### WORK TO COMPLETE
Scan the material below for the string "from", and copy every line where it shows up.

### THE INPUT
>>>
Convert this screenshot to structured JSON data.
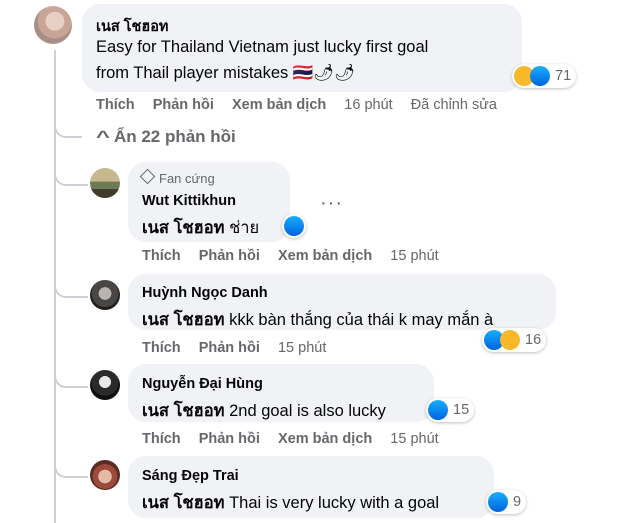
{
  "main_comment": {
    "author": "เนส โชฮอท",
    "text_line1": "Easy for Thailand Vietnam just lucky first goal",
    "text_line2": "from Thail player mistakes 🇹🇭🌶🌶",
    "reaction_count": "71",
    "actions": {
      "like": "Thích",
      "reply": "Phản hồi",
      "translate": "Xem bản dịch",
      "time": "16 phút",
      "edited": "Đã chỉnh sửa"
    }
  },
  "hide_replies": {
    "chevron": "^",
    "label": "Ẩn 22 phản hồi"
  },
  "replies": [
    {
      "badge": "Fan cứng",
      "author": "Wut Kittikhun",
      "tag": "เนส โชฮอท",
      "text": "ช่าย",
      "actions": {
        "like": "Thích",
        "reply": "Phản hồi",
        "translate": "Xem bản dịch",
        "time": "15 phút"
      },
      "more": "···"
    },
    {
      "author": "Huỳnh Ngọc Danh",
      "tag": "เนส โชฮอท",
      "text": "kkk bàn thắng của thái k may mắn à",
      "reaction_count": "16",
      "actions": {
        "like": "Thích",
        "reply": "Phản hồi",
        "time": "15 phút"
      }
    },
    {
      "author": "Nguyễn Đại Hùng",
      "tag": "เนส โชฮอท",
      "text": "2nd goal is also lucky",
      "reaction_count": "15",
      "actions": {
        "like": "Thích",
        "reply": "Phản hồi",
        "translate": "Xem bản dịch",
        "time": "15 phút"
      }
    },
    {
      "author": "Sáng Đẹp Trai",
      "tag": "เนส โชฮอท",
      "text": "Thai is very lucky with a goal",
      "reaction_count": "9"
    }
  ]
}
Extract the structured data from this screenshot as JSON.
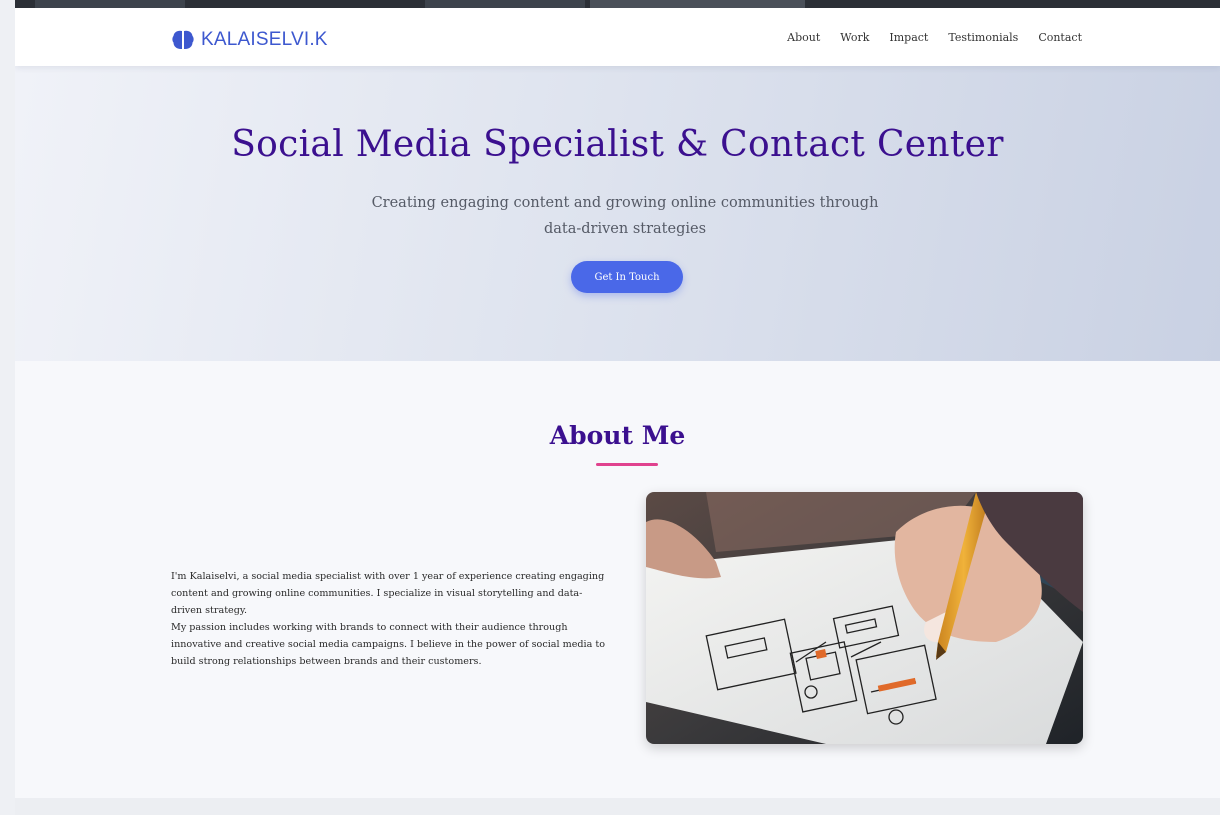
<<<
### SOLUTION
    "text_line2": "from Thail player mistakes 🇹🇭🌶🌶",
Extract the structured data from this screenshot as JSON.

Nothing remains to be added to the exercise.